━━ Source document

Although this is not the topic at hand, I listen to all kinds of music, from EDM to K-pop (usually with female vocals), Metal, Classical, Commercial, Hip-Hop, etc. If you have a DAC that plays high-quality audio and good headphones (IEMs in my case) to go with it, in addition to a good ear (the most important thing ), you can distinguish between audio qualities. In my case, I notice this most in the high notes and female vocals, which sound more crystal-clear. But overall, the sound is more cleaner. Can I listen to music in lower quality? Of course, but... if you own a Ferrari, wouldn't you want to go faster than normal?
Yeah but where do you even source music recorded and released over 96Khz? If you insist on everything coming out at 384KHz, then you're just resampling (and there is zero way you are hearing an improvement in audio quality by resampling 96KHz to 384KHz).
Yeah but it seems to me that some of you are not understanding the purpose of this thread. I'm not insisting that everything has to be 384 kHz, I've just opened the thread and highlighted an issue that other games that use FMOD don't have and that can be fixed. Instead, all I get is interrogation and lessons about audio quality as if I'm the problem, when the problem is the implementation of FMOD. · Does Windows allow audio quality to be set higher than 192 kHz? Yes. · Does the sound in Automobilista 2 work when set to more than 192Khz? No. · Do other games that use FMOD work with audio above 192 kHz? Yes. · Does Automobilista 2 do it? No. As simple as that, anything else is beating around the bush and trying to get away from the problem. For my part I have found a bug, fixing it is part of Reiza. Thanks to those who have tried to help and to those who have confirmed that this is a widespread problem
I'm still not sure it's a problem. Even if AMS 2 allowed its audio to be resampled up to 384KHz, the absolute best-case scenario (and even this is a stretch) is that the audio quality remains the same as the 48KHz sampling rate the game handles its audio with. In almost all cases, such resampling can introduce artifacts and possibly aliasing. This is issue you are experiencing is 100% the direct result of the DAC marketing its nonsensical sampling rate as an improvement in quality when there is zero evidence to support it. Even sampling rates over 48KHz are only helpful for the initial recording process (at least when it comes to creating music/audio) as it allows for the creator to make edits/alterations to the audio while avoiding degradation in raw source capture. There isn't a benefit to resampling to higher rates for audio playback and it generally only leads to incompatibility issues with games, music playback software, DAWs, etc (and that's ignoring the degradation that comes from the resampling itself). As awful as Windows is at just about everything else, I'm outright shocked at how many people just assume that it does a great (or even accurate) job of resampling. All your issues with AMS 2 and other software that doesn't play nice with being resampled to 384KHz can be resolved by using your DAC with a conventional output setting. It doesn't mean you're being cheated out of audio quality or that your gaming experience is lesser to someone else. Edit: Not that it really matters, but I pulled out a pair of my own DACs to test upon your initial post claiming AMS 2 doesn't support UAC 2.0. I've sold lots of my equipment but I still have both of my SMSL DACs, the SU-8 v2 and the VMV D3. In all honesty, despite the big price difference between the units, they sound identical with all sources. I use them at 16-bit 48KHz when they are daily driving on my desktop as that is the default for most things and hopping into foobar for 24/96 needledrop playback is as easy as one click (specifically swapping into WASAPI instead of DirectSound to avoid the Windows audio stack touching the recordings). Sure, they go up to 768KHz output, but that is entirely a spec sheet circlejerk in order to confuse customers.

━━━━
━━ Data excerpts

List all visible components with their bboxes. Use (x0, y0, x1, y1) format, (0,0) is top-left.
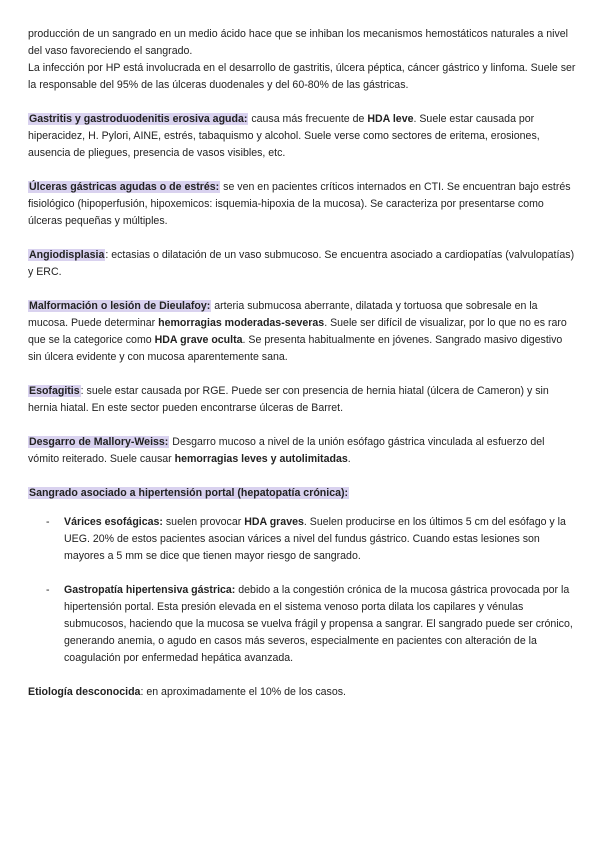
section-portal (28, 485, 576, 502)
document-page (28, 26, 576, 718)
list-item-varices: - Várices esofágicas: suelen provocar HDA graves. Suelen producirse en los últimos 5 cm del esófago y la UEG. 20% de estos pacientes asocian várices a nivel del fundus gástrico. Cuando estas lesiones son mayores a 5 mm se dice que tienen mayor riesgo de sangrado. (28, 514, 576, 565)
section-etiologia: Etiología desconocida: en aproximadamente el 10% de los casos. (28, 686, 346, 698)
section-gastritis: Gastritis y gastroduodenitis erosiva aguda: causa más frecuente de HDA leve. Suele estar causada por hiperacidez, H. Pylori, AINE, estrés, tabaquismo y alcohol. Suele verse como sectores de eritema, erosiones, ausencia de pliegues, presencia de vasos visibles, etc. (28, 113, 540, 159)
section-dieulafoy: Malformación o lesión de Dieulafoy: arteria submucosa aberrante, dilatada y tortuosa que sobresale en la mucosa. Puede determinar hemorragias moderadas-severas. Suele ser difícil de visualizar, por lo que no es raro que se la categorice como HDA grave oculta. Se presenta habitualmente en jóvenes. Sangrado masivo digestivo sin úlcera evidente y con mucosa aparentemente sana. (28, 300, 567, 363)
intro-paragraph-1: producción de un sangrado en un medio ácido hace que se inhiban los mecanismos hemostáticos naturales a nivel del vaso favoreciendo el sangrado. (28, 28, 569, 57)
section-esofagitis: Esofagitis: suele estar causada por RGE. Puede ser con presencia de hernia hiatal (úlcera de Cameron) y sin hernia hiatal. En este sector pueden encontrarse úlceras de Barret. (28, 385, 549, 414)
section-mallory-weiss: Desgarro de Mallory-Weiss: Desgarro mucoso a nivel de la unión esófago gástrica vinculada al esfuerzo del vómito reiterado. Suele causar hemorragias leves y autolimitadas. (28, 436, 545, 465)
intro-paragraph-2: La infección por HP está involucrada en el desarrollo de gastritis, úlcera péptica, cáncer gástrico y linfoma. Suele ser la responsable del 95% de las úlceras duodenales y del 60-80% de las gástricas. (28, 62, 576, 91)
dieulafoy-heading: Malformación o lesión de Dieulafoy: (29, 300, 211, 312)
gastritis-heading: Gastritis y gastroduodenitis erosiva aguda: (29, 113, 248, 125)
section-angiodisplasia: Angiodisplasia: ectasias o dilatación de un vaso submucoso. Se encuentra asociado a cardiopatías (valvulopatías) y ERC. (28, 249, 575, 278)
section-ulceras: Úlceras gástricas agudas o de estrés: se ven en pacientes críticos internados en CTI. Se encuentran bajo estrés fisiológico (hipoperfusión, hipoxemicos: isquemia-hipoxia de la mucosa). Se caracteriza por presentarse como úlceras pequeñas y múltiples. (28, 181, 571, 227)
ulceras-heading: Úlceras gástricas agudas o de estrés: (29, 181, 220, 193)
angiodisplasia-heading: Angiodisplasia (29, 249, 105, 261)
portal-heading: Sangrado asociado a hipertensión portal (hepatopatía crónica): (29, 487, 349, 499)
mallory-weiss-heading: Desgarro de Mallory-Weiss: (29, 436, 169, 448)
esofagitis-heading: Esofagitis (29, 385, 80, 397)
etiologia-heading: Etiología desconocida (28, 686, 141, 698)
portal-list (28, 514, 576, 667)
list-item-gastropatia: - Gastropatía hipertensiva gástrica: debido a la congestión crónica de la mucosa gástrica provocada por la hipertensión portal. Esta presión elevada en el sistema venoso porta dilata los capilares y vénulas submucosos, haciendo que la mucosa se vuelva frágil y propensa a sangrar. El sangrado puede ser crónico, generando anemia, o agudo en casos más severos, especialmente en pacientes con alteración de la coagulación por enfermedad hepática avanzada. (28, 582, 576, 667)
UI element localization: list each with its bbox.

━━━━

__Task 1__: Which music genres does the first post in the forum thread on audio sampling rates list?
__Task 2__: Could you carry the forum thread on audio sampling rates forward from its last sentence?

__Task result 1__: EDM, K-pop, Metal, Classical, Commercial, Hip-Hop

__Task result 2__:
I don't want to nag or interrogate, but are you sure you're not getting sampling rates (which affect the maximum possible frequency in the recording) confused with bitrates set by audio compression algorithms? I.e., a 128kbps MP3 sounds noticeably worse than one recorded at 320kbps, which again still has flaws compared to uncompressed or lossless compression. And even I have been caught out by blind tests despite the fact that I know for a certainty that I can hear a difference in the car, when I blind tested myself on my studio monitors I actually picked the lowest quality MP3s as being the uncompressed format. I have a couple of theories as to why this might be the case, but I was completely taken aback by that result. Your sampling rate (e.g., the 44.1, 48, 96, 192, and 384khz settings) from a practical sense determines the maximum frequency that is audible in the recording. For most people, 44.1khz will be fine as according to something called "Nyquist Theorem" (which is way too complicated for my tiny brain to understand) essentially you halve your sampling rate to get your maximum frequency. So since people generally can't hear over 20khz (and most can't hear over 16khz), 44.1khz halves to 22.05khz which is still above the audible range. That's why I was asking what audio you're listening to that is in 384khz, because I'm not aware of any that is mixed above 96khz and then not sampled down to 48khz or 44.1khz. But you can then from there compress it to say, 320kbps MP3, which is a further loss in quality, but it will sound exactly the some on 48khz sampling as well as 384khz as that's a separate thing. Does that make sense?
I know this is the internet, but we also shouldn't make assumptions about others without all the facts. If OP is a golden retriever, the range of hearing could exceed beyond 22.05KHz.... (In case it wasn't obvious - this is a joke and I do not intend to insult or belittle anyone in this forum. I want everyone to enjoy AMS as much as I do.)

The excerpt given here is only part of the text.